— begin Records to use —

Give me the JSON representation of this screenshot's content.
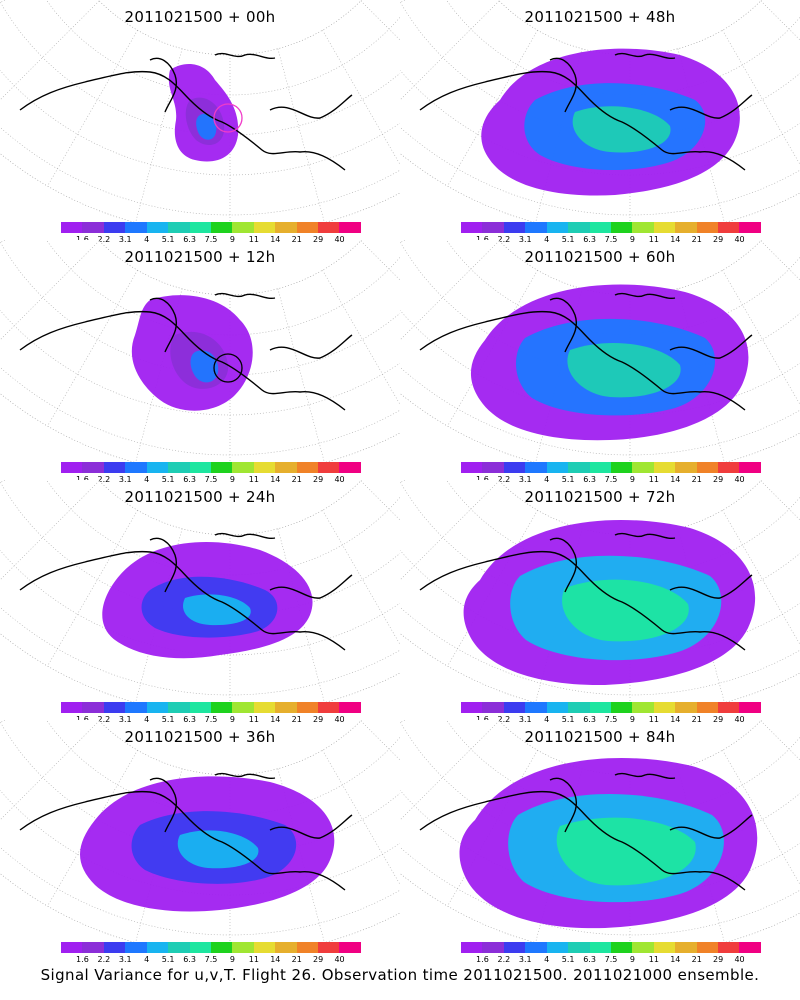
{
  "panels": [
    {
      "title": "2011021500 + 00h",
      "intensity": 0,
      "circle": "magenta"
    },
    {
      "title": "2011021500 + 12h",
      "intensity": 1,
      "circle": "black"
    },
    {
      "title": "2011021500 + 24h",
      "intensity": 2,
      "circle": ""
    },
    {
      "title": "2011021500 + 36h",
      "intensity": 3,
      "circle": ""
    },
    {
      "title": "2011021500 + 48h",
      "intensity": 4,
      "circle": ""
    },
    {
      "title": "2011021500 + 60h",
      "intensity": 5,
      "circle": ""
    },
    {
      "title": "2011021500 + 72h",
      "intensity": 6,
      "circle": ""
    },
    {
      "title": "2011021500 + 84h",
      "intensity": 7,
      "circle": ""
    }
  ],
  "legend": {
    "labels": [
      "1.6",
      "2.2",
      "3.1",
      "4",
      "5.1",
      "6.3",
      "7.5",
      "9",
      "11",
      "14",
      "21",
      "29",
      "40"
    ],
    "colors": [
      "#a020f0",
      "#8b2ed8",
      "#3c3cf0",
      "#1e78ff",
      "#18b4f0",
      "#1ecdb4",
      "#1ee6a0",
      "#1ed21e",
      "#a0e632",
      "#e6dc32",
      "#e6af2d",
      "#f08228",
      "#f03c3c",
      "#f00082"
    ]
  },
  "caption": "Signal Variance for u,v,T. Flight 26. Observation time 2011021500. 2011021000 ensemble."
}
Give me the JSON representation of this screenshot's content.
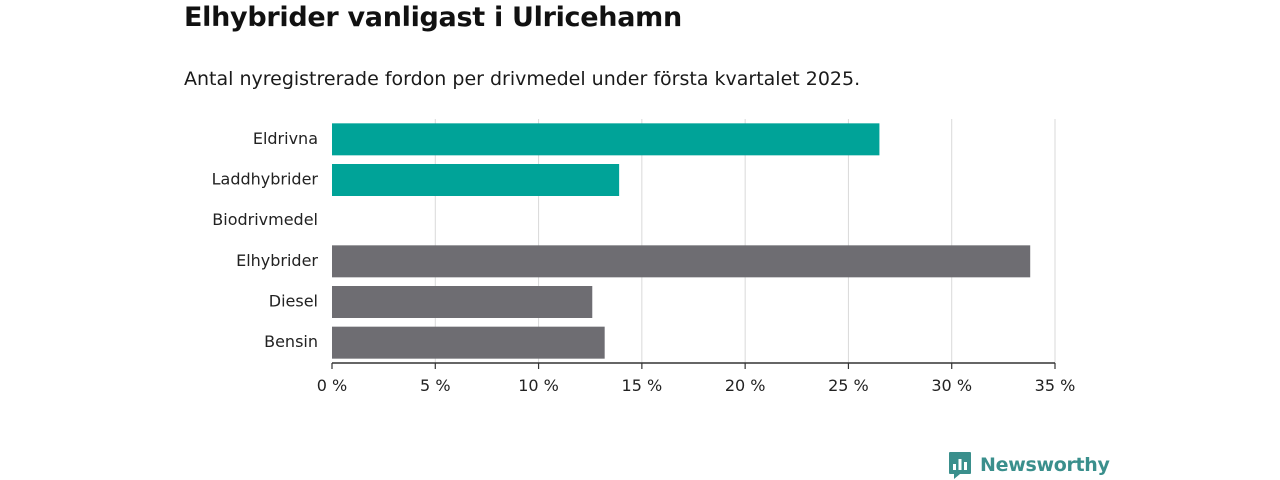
{
  "title": "Elhybrider vanligast i Ulricehamn",
  "subtitle": "Antal nyregistrerade fordon per drivmedel under första kvartalet 2025.",
  "brand": {
    "name": "Newsworthy",
    "icon": "newsworthy-logo-icon",
    "color": "#3a8f8c"
  },
  "colors": {
    "highlight": "#00a398",
    "default": "#6e6d72",
    "grid": "#d9d9d9",
    "axis": "#333333"
  },
  "chart_data": {
    "type": "bar",
    "orientation": "horizontal",
    "categories": [
      "Eldrivna",
      "Laddhybrider",
      "Biodrivmedel",
      "Elhybrider",
      "Diesel",
      "Bensin"
    ],
    "values": [
      26.5,
      13.9,
      0,
      33.8,
      12.6,
      13.2
    ],
    "highlighted": [
      true,
      true,
      false,
      false,
      false,
      false
    ],
    "xlim": [
      0,
      35
    ],
    "ticks": [
      0,
      5,
      10,
      15,
      20,
      25,
      30,
      35
    ],
    "tick_labels": [
      "0 %",
      "5 %",
      "10 %",
      "15 %",
      "20 %",
      "25 %",
      "30 %",
      "35 %"
    ],
    "grid": true,
    "xlabel": "",
    "ylabel": ""
  }
}
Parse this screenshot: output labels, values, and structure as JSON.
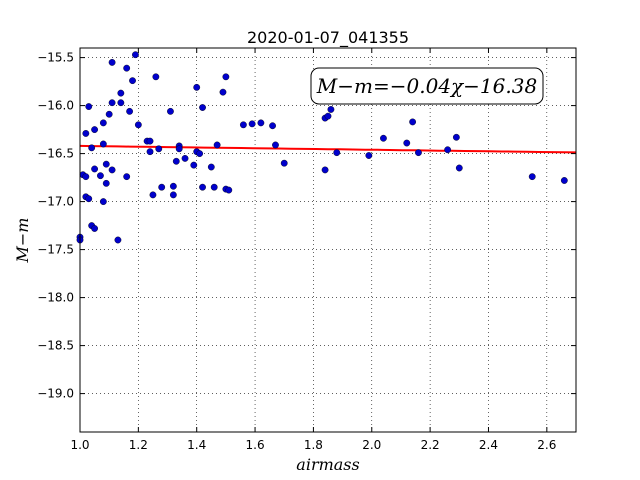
{
  "chart_data": {
    "type": "scatter",
    "title": "2020-01-07_041355",
    "xlabel": "airmass",
    "ylabel": "M−m",
    "xlim": [
      1.0,
      2.7
    ],
    "ylim": [
      -15.4,
      -19.4
    ],
    "y_inverted": true,
    "x_ticks": [
      1.0,
      1.2,
      1.4,
      1.6,
      1.8,
      2.0,
      2.2,
      2.4,
      2.6
    ],
    "x_tick_labels": [
      "1.0",
      "1.2",
      "1.4",
      "1.6",
      "1.8",
      "2.0",
      "2.2",
      "2.4",
      "2.6"
    ],
    "y_ticks": [
      -15.5,
      -16.0,
      -16.5,
      -17.0,
      -17.5,
      -18.0,
      -18.5,
      -19.0
    ],
    "y_tick_labels": [
      "−15.5",
      "−16.0",
      "−16.5",
      "−17.0",
      "−17.5",
      "−18.0",
      "−18.5",
      "−19.0"
    ],
    "grid": true,
    "annotation": "M−m=−0.04χ−16.38",
    "fit": {
      "slope": -0.04,
      "intercept": -16.38,
      "color": "#ff0000"
    },
    "point_color": "#0000cc",
    "points": [
      {
        "x": 1.0,
        "y": -17.37
      },
      {
        "x": 1.0,
        "y": -17.4
      },
      {
        "x": 1.01,
        "y": -16.72
      },
      {
        "x": 1.02,
        "y": -16.74
      },
      {
        "x": 1.02,
        "y": -16.29
      },
      {
        "x": 1.02,
        "y": -16.95
      },
      {
        "x": 1.03,
        "y": -16.97
      },
      {
        "x": 1.03,
        "y": -16.01
      },
      {
        "x": 1.04,
        "y": -16.44
      },
      {
        "x": 1.04,
        "y": -17.25
      },
      {
        "x": 1.05,
        "y": -17.28
      },
      {
        "x": 1.05,
        "y": -16.25
      },
      {
        "x": 1.05,
        "y": -16.66
      },
      {
        "x": 1.07,
        "y": -16.73
      },
      {
        "x": 1.08,
        "y": -16.18
      },
      {
        "x": 1.08,
        "y": -17.0
      },
      {
        "x": 1.08,
        "y": -16.4
      },
      {
        "x": 1.09,
        "y": -16.61
      },
      {
        "x": 1.09,
        "y": -16.81
      },
      {
        "x": 1.1,
        "y": -16.09
      },
      {
        "x": 1.11,
        "y": -16.67
      },
      {
        "x": 1.11,
        "y": -15.55
      },
      {
        "x": 1.11,
        "y": -15.97
      },
      {
        "x": 1.13,
        "y": -17.4
      },
      {
        "x": 1.14,
        "y": -15.87
      },
      {
        "x": 1.14,
        "y": -15.97
      },
      {
        "x": 1.16,
        "y": -16.74
      },
      {
        "x": 1.16,
        "y": -15.61
      },
      {
        "x": 1.17,
        "y": -16.06
      },
      {
        "x": 1.18,
        "y": -15.74
      },
      {
        "x": 1.19,
        "y": -15.47
      },
      {
        "x": 1.2,
        "y": -16.2
      },
      {
        "x": 1.23,
        "y": -16.37
      },
      {
        "x": 1.24,
        "y": -16.48
      },
      {
        "x": 1.24,
        "y": -16.37
      },
      {
        "x": 1.25,
        "y": -16.93
      },
      {
        "x": 1.26,
        "y": -15.7
      },
      {
        "x": 1.27,
        "y": -16.45
      },
      {
        "x": 1.28,
        "y": -16.85
      },
      {
        "x": 1.31,
        "y": -16.06
      },
      {
        "x": 1.32,
        "y": -16.84
      },
      {
        "x": 1.32,
        "y": -16.93
      },
      {
        "x": 1.33,
        "y": -16.58
      },
      {
        "x": 1.34,
        "y": -16.42
      },
      {
        "x": 1.34,
        "y": -16.45
      },
      {
        "x": 1.36,
        "y": -16.55
      },
      {
        "x": 1.39,
        "y": -16.62
      },
      {
        "x": 1.4,
        "y": -15.81
      },
      {
        "x": 1.4,
        "y": -16.48
      },
      {
        "x": 1.41,
        "y": -16.5
      },
      {
        "x": 1.42,
        "y": -16.02
      },
      {
        "x": 1.42,
        "y": -16.85
      },
      {
        "x": 1.45,
        "y": -16.64
      },
      {
        "x": 1.46,
        "y": -16.85
      },
      {
        "x": 1.47,
        "y": -16.41
      },
      {
        "x": 1.49,
        "y": -15.86
      },
      {
        "x": 1.5,
        "y": -15.7
      },
      {
        "x": 1.5,
        "y": -16.87
      },
      {
        "x": 1.51,
        "y": -16.88
      },
      {
        "x": 1.56,
        "y": -16.2
      },
      {
        "x": 1.59,
        "y": -16.19
      },
      {
        "x": 1.62,
        "y": -16.18
      },
      {
        "x": 1.66,
        "y": -16.21
      },
      {
        "x": 1.67,
        "y": -16.41
      },
      {
        "x": 1.7,
        "y": -16.6
      },
      {
        "x": 1.84,
        "y": -16.13
      },
      {
        "x": 1.84,
        "y": -16.67
      },
      {
        "x": 1.85,
        "y": -16.11
      },
      {
        "x": 1.86,
        "y": -16.04
      },
      {
        "x": 1.88,
        "y": -16.49
      },
      {
        "x": 1.99,
        "y": -16.52
      },
      {
        "x": 2.04,
        "y": -16.34
      },
      {
        "x": 2.12,
        "y": -16.39
      },
      {
        "x": 2.14,
        "y": -16.17
      },
      {
        "x": 2.16,
        "y": -16.49
      },
      {
        "x": 2.26,
        "y": -16.46
      },
      {
        "x": 2.29,
        "y": -16.33
      },
      {
        "x": 2.3,
        "y": -16.65
      },
      {
        "x": 2.55,
        "y": -16.74
      },
      {
        "x": 2.66,
        "y": -16.78
      }
    ]
  }
}
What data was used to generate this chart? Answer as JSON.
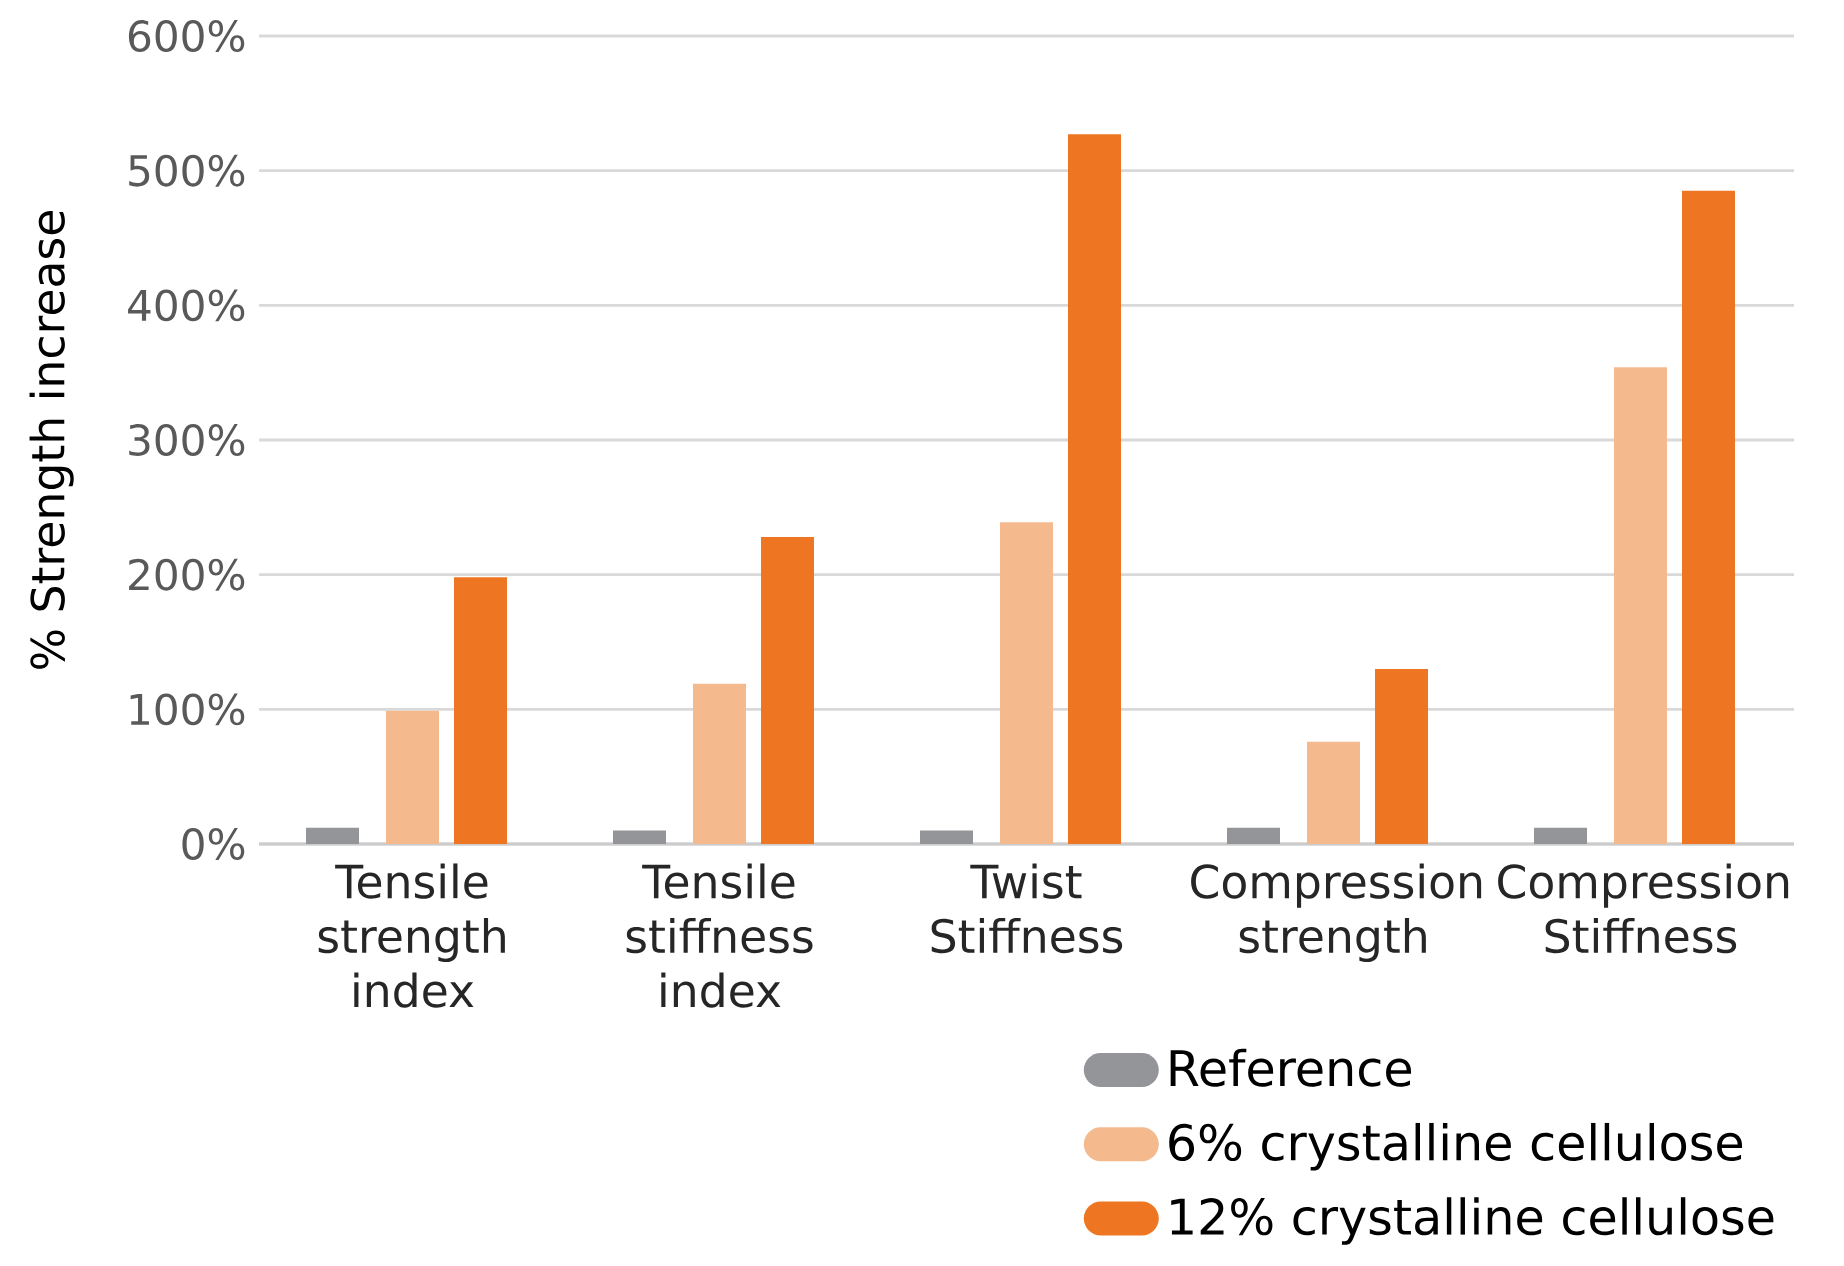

— end Records to use —

__Exercise requirements__: Read the data above. Pull out each line in which the string "JSON" appears.

__Solution__:
Give me the JSON representation of this screenshot's content.
Give me the JSON representation of this screenshot's content.
Parse this screenshot: output labels, values, and structure as JSON.
What data was used to generate this chart? Answer as JSON.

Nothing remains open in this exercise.